SET TASK: Return the records that follow unaltered. Omit every picture.

MATERIAL:

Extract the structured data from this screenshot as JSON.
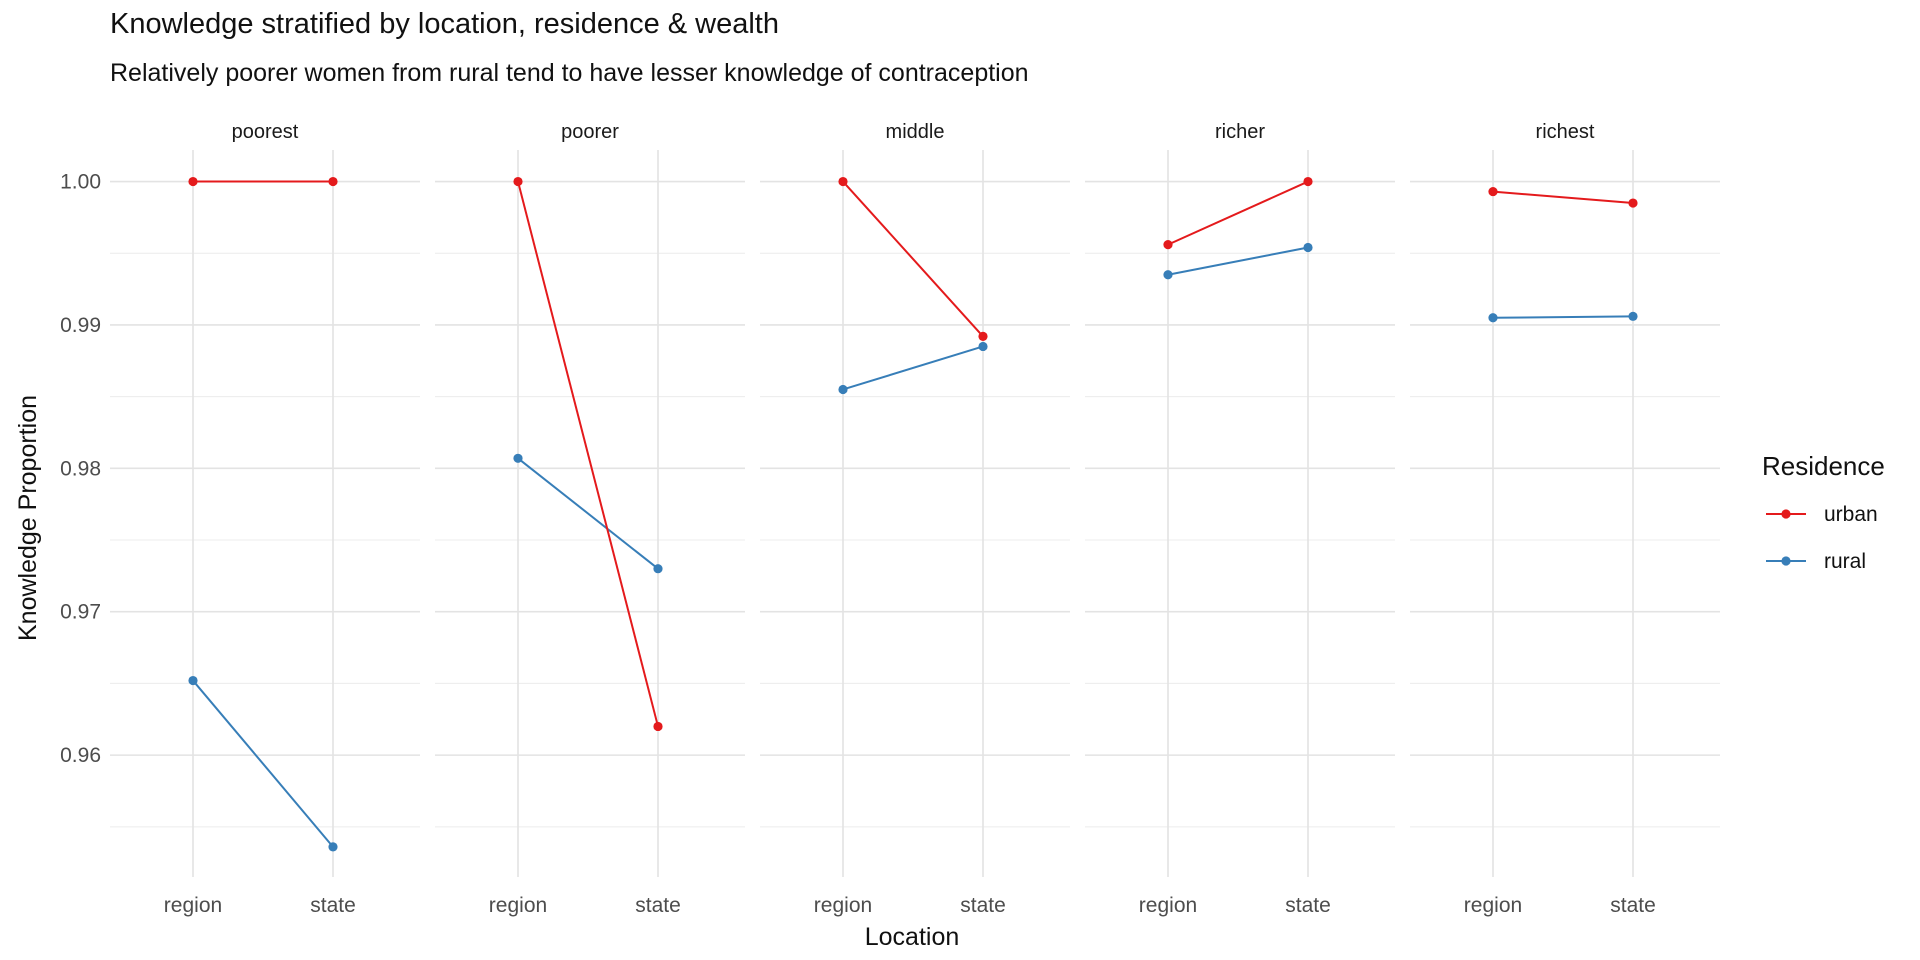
{
  "title": "Knowledge stratified by location, residence & wealth",
  "subtitle": "Relatively poorer women from rural tend to have lesser knowledge of contraception",
  "chart_data": {
    "type": "line",
    "facet_by": "wealth",
    "panels": [
      "poorest",
      "poorer",
      "middle",
      "richer",
      "richest"
    ],
    "categories": [
      "region",
      "state"
    ],
    "xlabel": "Location",
    "ylabel": "Knowledge Proportion",
    "ylim": [
      0.9515,
      1.0022
    ],
    "yticks": [
      0.96,
      0.97,
      0.98,
      0.99,
      1.0
    ],
    "ytick_labels": [
      "0.96",
      "0.97",
      "0.98",
      "0.99",
      "1.00"
    ],
    "grid": true,
    "legend": {
      "title": "Residence",
      "position": "right"
    },
    "series": [
      {
        "name": "urban",
        "color": "#e41a1c",
        "values": [
          [
            1.0,
            1.0
          ],
          [
            1.0,
            0.962
          ],
          [
            1.0,
            0.9892
          ],
          [
            0.9956,
            1.0
          ],
          [
            0.9993,
            0.9985
          ]
        ]
      },
      {
        "name": "rural",
        "color": "#377eb8",
        "values": [
          [
            0.9652,
            0.9536
          ],
          [
            0.9807,
            0.973
          ],
          [
            0.9855,
            0.9885
          ],
          [
            0.9935,
            0.9954
          ],
          [
            0.9905,
            0.9906
          ]
        ]
      }
    ]
  }
}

EXERCISE ANSWER:
Extract the structured data from this screenshot as JSON.
{
  "title": "Knowledge stratified by location, residence & wealth",
  "subtitle": "Relatively poorer women from rural tend to have lesser knowledge of contraception",
  "chart_data": {
    "type": "line",
    "facet_by": "wealth",
    "panels": [
      "poorest",
      "poorer",
      "middle",
      "richer",
      "richest"
    ],
    "categories": [
      "region",
      "state"
    ],
    "xlabel": "Location",
    "ylabel": "Knowledge Proportion",
    "ylim": [
      0.9515,
      1.0022
    ],
    "yticks": [
      0.96,
      0.97,
      0.98,
      0.99,
      1.0
    ],
    "ytick_labels": [
      "0.96",
      "0.97",
      "0.98",
      "0.99",
      "1.00"
    ],
    "grid": true,
    "legend": {
      "title": "Residence",
      "position": "right"
    },
    "series": [
      {
        "name": "urban",
        "color": "#e41a1c",
        "values": [
          [
            1.0,
            1.0
          ],
          [
            1.0,
            0.962
          ],
          [
            1.0,
            0.9892
          ],
          [
            0.9956,
            1.0
          ],
          [
            0.9993,
            0.9985
          ]
        ]
      },
      {
        "name": "rural",
        "color": "#377eb8",
        "values": [
          [
            0.9652,
            0.9536
          ],
          [
            0.9807,
            0.973
          ],
          [
            0.9855,
            0.9885
          ],
          [
            0.9935,
            0.9954
          ],
          [
            0.9905,
            0.9906
          ]
        ]
      }
    ]
  }
}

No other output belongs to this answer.